BEGIN

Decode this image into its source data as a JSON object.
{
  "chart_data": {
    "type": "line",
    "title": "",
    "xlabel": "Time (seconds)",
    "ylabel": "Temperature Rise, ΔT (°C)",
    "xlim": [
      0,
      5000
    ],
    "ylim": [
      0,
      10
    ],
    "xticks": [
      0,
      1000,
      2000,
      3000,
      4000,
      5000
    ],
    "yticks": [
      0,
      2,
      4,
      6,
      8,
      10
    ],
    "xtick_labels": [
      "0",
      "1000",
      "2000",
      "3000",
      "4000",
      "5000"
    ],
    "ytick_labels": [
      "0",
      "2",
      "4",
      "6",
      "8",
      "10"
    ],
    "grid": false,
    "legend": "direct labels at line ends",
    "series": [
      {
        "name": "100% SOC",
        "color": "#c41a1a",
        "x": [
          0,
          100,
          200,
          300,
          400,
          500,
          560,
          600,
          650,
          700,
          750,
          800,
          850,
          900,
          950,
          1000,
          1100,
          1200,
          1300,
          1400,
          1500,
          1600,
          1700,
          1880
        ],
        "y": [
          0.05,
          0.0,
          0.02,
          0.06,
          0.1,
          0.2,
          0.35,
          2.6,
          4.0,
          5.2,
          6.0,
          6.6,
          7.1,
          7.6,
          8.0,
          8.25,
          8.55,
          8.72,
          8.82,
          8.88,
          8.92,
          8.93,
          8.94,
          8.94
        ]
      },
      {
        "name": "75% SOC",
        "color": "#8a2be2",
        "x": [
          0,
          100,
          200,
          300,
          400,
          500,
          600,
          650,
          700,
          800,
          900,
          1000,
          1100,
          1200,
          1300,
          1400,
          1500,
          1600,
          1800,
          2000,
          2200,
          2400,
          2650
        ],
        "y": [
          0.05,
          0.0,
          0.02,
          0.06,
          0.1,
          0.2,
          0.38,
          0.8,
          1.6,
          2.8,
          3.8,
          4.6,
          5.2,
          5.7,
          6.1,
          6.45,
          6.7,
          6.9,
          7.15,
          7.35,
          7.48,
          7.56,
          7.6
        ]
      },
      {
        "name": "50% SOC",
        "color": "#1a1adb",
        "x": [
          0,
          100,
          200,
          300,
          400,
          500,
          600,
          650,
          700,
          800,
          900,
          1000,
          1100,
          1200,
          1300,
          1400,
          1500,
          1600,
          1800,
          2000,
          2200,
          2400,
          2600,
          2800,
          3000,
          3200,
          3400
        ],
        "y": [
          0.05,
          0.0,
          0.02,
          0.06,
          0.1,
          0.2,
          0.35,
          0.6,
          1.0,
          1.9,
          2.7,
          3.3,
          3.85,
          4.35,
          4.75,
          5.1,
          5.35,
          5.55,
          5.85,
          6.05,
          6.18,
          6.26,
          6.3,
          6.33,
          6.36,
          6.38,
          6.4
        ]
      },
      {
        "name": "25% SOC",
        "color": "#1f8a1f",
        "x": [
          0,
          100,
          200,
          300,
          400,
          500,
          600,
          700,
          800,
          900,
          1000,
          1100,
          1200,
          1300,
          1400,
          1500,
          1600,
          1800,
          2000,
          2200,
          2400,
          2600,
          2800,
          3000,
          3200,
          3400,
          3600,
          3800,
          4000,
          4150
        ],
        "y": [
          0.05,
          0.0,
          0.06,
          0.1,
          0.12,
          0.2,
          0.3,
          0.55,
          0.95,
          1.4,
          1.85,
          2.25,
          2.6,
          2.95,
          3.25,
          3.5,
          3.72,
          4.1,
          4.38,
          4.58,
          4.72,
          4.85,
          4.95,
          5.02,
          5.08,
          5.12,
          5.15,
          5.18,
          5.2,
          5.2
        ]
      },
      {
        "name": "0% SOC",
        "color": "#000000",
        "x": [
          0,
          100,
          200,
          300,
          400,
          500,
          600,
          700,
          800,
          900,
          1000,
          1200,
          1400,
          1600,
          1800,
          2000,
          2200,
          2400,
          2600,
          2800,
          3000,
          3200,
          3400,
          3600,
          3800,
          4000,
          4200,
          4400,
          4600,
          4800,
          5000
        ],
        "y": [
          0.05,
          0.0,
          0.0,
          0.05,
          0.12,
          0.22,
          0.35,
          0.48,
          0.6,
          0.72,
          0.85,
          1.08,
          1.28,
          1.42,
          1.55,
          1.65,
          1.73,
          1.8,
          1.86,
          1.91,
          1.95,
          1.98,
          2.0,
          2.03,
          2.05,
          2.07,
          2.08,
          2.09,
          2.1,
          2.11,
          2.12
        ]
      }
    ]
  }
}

END

**EXERCISE DETAILS:**
Search the listing for the string "name". Copy each line where it turns up.

**EXERCISE RESULT:**
        "name": "100% SOC",
        "name": "75% SOC",
        "name": "50% SOC",
        "name": "25% SOC",
        "name": "0% SOC",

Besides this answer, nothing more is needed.